WORK REQUIRED
Go through the listing and return every line with "другими" in it.

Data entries
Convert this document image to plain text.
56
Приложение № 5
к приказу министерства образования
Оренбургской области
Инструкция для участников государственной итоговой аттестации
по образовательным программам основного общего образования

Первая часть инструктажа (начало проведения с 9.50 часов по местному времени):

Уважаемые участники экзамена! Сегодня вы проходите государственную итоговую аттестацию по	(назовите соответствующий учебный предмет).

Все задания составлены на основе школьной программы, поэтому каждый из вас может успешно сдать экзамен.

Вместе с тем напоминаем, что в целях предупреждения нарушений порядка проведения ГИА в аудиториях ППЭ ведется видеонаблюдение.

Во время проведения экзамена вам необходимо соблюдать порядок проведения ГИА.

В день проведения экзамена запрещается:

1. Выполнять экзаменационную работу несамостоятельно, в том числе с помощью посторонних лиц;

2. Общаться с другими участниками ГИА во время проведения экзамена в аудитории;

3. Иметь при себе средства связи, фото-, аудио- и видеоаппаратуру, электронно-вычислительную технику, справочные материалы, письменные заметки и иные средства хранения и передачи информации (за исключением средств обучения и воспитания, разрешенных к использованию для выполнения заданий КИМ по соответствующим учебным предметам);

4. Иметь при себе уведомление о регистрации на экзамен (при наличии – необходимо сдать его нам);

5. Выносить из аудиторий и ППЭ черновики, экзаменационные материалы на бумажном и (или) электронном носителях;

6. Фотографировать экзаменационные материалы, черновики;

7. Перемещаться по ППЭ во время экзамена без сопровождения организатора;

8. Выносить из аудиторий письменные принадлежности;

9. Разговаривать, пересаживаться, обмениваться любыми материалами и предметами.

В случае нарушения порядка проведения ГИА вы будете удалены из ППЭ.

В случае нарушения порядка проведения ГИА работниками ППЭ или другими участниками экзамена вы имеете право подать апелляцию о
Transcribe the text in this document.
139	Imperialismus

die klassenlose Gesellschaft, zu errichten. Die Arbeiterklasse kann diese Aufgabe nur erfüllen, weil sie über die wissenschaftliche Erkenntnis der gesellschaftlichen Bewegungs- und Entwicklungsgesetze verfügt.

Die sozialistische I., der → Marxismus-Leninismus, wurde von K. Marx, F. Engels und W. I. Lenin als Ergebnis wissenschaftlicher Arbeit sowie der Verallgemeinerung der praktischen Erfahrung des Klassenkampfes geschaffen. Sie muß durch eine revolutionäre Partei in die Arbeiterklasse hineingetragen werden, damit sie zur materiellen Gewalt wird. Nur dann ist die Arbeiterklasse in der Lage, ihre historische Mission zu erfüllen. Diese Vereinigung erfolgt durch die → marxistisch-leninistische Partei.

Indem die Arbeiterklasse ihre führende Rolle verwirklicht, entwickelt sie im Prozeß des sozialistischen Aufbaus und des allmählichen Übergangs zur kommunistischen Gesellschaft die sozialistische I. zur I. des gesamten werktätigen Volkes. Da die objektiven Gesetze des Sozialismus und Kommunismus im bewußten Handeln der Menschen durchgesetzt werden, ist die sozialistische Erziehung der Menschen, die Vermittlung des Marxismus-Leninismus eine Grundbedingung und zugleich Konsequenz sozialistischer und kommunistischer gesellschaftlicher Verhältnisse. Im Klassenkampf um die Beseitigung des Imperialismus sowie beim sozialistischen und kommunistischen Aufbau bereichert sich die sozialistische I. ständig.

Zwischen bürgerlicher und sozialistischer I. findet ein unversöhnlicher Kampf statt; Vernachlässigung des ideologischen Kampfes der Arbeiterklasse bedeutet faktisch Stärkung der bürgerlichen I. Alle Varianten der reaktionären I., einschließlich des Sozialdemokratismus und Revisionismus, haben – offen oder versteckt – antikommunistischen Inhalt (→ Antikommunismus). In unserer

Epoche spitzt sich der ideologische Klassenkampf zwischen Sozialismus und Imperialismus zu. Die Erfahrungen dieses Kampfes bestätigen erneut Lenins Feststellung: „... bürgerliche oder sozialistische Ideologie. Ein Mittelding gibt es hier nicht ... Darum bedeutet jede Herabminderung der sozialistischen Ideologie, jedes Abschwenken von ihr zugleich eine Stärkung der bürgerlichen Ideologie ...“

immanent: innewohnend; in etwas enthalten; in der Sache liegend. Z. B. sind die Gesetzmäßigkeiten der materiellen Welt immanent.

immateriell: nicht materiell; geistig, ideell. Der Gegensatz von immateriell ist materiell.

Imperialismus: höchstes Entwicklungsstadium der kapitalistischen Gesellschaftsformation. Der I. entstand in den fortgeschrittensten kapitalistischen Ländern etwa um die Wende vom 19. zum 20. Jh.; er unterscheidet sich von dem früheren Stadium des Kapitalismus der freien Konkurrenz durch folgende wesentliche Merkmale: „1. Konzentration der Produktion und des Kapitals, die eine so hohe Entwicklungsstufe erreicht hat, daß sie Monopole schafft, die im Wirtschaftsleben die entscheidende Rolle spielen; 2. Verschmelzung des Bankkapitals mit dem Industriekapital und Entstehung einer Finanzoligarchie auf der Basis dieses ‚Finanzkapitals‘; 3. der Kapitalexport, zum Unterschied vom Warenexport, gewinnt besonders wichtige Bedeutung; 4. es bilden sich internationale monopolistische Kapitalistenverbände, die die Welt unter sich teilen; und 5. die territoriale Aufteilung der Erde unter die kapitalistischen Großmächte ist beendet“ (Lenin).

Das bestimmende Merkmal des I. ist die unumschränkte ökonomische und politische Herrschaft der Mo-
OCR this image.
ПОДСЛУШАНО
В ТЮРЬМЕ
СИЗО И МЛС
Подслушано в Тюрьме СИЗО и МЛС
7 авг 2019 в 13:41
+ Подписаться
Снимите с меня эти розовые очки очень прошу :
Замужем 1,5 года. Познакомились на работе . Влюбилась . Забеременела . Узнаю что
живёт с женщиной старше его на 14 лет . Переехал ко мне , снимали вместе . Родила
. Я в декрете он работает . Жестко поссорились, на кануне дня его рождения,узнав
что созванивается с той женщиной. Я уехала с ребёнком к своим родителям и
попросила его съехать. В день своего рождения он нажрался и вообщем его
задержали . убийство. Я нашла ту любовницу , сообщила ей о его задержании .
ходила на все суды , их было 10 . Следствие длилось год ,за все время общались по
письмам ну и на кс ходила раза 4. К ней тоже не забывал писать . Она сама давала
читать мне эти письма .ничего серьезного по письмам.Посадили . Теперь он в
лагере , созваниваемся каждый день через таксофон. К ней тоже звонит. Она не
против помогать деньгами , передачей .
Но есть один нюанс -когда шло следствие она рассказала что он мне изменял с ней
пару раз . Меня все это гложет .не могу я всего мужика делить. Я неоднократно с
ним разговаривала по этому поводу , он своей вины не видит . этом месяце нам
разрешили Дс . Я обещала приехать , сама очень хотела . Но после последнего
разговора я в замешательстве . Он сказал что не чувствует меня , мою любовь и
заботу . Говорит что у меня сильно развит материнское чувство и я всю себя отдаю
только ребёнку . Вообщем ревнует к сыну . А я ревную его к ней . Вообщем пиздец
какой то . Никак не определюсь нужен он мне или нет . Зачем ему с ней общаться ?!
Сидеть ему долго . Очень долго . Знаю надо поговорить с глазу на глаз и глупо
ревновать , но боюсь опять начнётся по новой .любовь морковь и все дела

COMPLETE OUTPUT
2. Общаться с другими участниками ГИА во время проведения экзамена в аудитории;
В случае нарушения порядка проведения ГИА работниками ППЭ или другими участниками экзамена вы имеете право подать апелляцию о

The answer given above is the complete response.